## TASK DETAILS
Condense the paragraph in the news article on the Eddie Bolden ruling that begins "Susan Carlson, who suffered" into a shorter version, keeping its main facts.

## PAGE TEXT
------

Get all your news in one place.
100’s of premium titles.
One app.
Start reading
Chicago Tribune
Chicago Tribune
National
Steve Schmadeke

Judge orders new murder trial for man in prison 22 years

Jan. 22--Tears began streaming down Eddie Bolden's face Thursday after a Cook County judge threw out his murder convictions and ordered a new trial in connection with the fatal shooting of two men in a 1994 drug deal gone bad, according to his lawyer.

Judge Alfredo Maldonado faulted Bolden's trial lawyer for failing to take any steps to interview a crucial alibi witness in what was a death-penalty case that an appeals court later found to be "extremely thin" on evidence.

"The evidence against Mr. Bolden was not overwhelming," a transcript quoted Maldonado as saying in his ruling. "There was a single (eyewitness)...There is no physical evidence. It was that single finger. It was a less than overwhelming or compelling case."

Sally Daly, a spokeswoman for State's Attorney Anita Alvarez, said the office is considering whether to appeal the ruling or retry Bolden, who has been in prison for 22 years.

Bolden's current attorney, Ronald Safer, said the case marked the latest murder conviction based on a single eyewitness' testimony to crumble in Cook County.

"After 22 years, he can finally see the end of the tunnel, the end of a nightmare of sitting in jail for a crime he didn't commit," Safer said.

Bolden would never have won a new trial without the efforts of a relentless North Shore woman who late in life traded a career making commercials as a production designer for scouring the streets and dusty murder case files as a private investigator, according to Safer and others.

Susan Carlson, who suffered from severe asthma, died in 2013 at 63 without ever seeing any legal victories from her substantial efforts. She had located and interviewed three key witnesses overlooked in the original trial by an overburdened assistant public defender, according to Safer and her family.

"She was the hero of this for sure," said Safer, noting Carlson had even persuaded him to read the case file and take on the defense.

Her investigative partner, William Sheehan, said Carlson made Bolden's case her personal mission, taking on it for free after the attorney she was working with no longer represented him. She took a lightweight Smith Wesson handgun with her on street interviews, trudging up stairs to knock on doors despite her asthma.

"She looked like a suburban housewife," Sheehan said with a chuckle. "Why she enjoyed it so much I'll never know. I tried to talk her out of this all the time."

But her persistence -- finding a way to interview a suburban gang leader, tracking down video of a fatal hit-and-run accident -- paid off, particularly in Bolden's case, he said.

------

## RECORD LIST

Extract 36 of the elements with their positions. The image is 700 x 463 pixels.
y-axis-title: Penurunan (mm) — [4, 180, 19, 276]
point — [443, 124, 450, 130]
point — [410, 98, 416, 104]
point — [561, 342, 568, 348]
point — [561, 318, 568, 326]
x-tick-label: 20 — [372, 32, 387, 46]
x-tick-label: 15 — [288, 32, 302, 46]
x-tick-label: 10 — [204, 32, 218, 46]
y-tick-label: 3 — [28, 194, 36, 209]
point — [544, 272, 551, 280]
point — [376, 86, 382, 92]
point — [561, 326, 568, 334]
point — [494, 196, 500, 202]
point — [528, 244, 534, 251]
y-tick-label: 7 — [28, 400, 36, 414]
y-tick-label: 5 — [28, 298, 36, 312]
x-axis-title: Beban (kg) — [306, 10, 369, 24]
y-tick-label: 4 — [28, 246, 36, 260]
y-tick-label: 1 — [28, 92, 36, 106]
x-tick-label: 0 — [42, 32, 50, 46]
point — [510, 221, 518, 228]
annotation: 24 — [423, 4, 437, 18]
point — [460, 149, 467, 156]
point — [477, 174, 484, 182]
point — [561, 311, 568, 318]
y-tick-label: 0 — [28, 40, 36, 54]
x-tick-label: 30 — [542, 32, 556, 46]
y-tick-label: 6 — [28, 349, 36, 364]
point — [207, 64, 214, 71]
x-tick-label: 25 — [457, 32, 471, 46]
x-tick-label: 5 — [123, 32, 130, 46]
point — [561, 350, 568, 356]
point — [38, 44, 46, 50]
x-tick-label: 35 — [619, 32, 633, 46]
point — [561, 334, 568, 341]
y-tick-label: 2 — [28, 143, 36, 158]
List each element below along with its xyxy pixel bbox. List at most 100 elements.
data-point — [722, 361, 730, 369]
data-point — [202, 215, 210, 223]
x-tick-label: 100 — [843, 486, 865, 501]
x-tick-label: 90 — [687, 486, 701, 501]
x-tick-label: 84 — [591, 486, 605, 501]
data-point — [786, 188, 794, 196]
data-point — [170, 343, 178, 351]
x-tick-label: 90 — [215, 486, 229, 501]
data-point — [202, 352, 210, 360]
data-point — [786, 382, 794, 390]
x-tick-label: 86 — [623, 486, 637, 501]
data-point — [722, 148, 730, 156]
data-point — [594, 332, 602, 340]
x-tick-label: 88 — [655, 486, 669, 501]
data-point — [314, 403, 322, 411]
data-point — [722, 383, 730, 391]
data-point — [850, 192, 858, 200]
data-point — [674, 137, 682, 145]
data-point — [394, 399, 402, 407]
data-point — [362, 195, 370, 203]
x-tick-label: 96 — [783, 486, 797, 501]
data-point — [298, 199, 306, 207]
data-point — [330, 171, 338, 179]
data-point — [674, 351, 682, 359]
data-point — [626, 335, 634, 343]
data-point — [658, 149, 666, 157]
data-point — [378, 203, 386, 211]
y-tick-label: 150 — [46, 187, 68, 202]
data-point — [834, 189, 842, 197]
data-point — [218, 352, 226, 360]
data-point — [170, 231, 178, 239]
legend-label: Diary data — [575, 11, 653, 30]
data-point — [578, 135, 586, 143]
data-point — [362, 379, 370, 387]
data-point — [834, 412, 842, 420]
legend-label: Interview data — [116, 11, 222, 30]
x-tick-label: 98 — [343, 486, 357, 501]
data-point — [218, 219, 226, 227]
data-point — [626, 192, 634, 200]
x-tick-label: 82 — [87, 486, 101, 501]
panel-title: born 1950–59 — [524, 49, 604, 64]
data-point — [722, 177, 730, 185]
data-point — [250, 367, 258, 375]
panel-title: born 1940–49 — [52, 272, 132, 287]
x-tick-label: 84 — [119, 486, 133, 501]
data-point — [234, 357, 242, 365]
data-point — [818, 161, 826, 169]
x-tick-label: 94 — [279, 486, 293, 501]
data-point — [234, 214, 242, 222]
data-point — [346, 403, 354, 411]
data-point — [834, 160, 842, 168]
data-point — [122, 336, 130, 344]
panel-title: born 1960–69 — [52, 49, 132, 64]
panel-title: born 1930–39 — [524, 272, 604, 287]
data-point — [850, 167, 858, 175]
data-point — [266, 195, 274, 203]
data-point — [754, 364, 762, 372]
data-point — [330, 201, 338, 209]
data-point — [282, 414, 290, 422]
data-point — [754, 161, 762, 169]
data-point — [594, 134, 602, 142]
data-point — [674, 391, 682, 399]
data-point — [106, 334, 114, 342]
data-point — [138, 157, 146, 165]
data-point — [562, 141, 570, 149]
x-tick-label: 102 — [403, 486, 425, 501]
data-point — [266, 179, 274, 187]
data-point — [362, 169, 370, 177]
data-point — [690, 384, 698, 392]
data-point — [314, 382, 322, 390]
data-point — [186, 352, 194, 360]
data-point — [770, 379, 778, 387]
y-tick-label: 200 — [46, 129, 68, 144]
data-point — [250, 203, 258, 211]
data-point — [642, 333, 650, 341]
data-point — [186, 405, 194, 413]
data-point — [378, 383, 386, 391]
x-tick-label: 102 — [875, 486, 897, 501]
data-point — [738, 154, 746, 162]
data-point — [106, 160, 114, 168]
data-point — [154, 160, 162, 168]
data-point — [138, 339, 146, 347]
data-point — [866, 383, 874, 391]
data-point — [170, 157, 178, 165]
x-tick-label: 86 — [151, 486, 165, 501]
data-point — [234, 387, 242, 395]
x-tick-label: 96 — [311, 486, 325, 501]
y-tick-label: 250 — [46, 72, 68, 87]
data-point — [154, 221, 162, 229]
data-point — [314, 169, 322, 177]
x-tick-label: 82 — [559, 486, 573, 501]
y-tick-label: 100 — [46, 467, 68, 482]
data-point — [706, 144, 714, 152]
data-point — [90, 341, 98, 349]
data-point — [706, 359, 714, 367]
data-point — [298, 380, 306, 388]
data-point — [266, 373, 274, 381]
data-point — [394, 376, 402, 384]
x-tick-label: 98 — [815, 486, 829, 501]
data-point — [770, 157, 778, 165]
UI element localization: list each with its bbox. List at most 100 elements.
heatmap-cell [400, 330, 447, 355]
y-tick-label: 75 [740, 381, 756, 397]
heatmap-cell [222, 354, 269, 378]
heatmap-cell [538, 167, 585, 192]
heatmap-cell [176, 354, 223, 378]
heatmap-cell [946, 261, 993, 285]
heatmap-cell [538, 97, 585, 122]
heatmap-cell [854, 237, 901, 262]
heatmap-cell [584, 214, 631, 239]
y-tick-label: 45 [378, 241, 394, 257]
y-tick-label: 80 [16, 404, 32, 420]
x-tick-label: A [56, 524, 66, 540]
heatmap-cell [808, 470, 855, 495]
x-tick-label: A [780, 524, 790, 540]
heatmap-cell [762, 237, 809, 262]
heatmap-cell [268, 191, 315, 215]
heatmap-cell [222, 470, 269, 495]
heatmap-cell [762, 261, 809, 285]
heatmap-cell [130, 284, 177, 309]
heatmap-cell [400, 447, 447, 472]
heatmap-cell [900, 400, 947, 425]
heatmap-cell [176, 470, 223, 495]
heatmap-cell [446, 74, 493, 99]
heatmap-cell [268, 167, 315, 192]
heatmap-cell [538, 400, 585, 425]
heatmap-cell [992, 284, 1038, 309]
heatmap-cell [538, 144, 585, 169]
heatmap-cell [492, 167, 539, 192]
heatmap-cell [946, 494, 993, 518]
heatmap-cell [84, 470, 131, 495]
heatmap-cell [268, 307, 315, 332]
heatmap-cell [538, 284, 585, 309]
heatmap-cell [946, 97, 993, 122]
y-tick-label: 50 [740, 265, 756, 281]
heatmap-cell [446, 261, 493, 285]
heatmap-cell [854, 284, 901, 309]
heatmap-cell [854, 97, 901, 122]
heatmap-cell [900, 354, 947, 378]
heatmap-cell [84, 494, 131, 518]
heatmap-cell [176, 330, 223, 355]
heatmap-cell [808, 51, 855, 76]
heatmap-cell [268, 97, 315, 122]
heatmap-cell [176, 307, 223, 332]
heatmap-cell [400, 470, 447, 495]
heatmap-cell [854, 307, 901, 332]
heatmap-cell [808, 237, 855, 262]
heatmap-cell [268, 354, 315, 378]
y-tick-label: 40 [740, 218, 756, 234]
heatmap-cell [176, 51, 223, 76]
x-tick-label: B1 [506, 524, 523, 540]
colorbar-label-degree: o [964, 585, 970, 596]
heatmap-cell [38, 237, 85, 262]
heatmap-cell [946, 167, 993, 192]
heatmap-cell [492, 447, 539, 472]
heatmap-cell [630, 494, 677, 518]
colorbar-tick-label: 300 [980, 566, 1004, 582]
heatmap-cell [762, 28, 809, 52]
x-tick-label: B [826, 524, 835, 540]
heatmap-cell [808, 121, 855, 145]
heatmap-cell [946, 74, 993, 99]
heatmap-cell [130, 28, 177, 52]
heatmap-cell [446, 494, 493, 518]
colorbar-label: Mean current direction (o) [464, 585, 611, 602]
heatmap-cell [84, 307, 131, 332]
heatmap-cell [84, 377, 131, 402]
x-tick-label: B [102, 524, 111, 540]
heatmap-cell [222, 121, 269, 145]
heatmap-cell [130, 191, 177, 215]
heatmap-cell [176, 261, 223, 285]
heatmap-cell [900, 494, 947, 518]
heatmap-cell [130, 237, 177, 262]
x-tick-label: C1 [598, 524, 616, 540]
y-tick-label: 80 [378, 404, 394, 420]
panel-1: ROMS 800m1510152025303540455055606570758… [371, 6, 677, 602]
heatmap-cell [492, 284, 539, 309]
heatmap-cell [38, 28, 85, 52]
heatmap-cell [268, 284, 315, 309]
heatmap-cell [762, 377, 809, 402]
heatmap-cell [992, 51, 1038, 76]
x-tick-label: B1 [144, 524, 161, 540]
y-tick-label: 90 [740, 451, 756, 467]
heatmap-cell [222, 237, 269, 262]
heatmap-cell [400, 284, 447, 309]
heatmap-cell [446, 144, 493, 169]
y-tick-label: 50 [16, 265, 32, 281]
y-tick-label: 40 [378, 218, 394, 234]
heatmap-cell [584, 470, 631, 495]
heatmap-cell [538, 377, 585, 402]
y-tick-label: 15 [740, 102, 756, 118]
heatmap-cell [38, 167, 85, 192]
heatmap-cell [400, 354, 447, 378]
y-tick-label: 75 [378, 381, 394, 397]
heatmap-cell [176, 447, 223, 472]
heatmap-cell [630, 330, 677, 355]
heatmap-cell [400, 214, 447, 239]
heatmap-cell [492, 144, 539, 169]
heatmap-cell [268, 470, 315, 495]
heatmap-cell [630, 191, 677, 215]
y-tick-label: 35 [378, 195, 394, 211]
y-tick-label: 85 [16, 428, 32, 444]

------

## ANSWER
Susan Carlson, who had severe asthma, died in 2013 at 63 before her work brought any legal wins. According to Safer and her family, she found and interviewed three key witnesses that an overburdened assistant public defender missed at the original trial.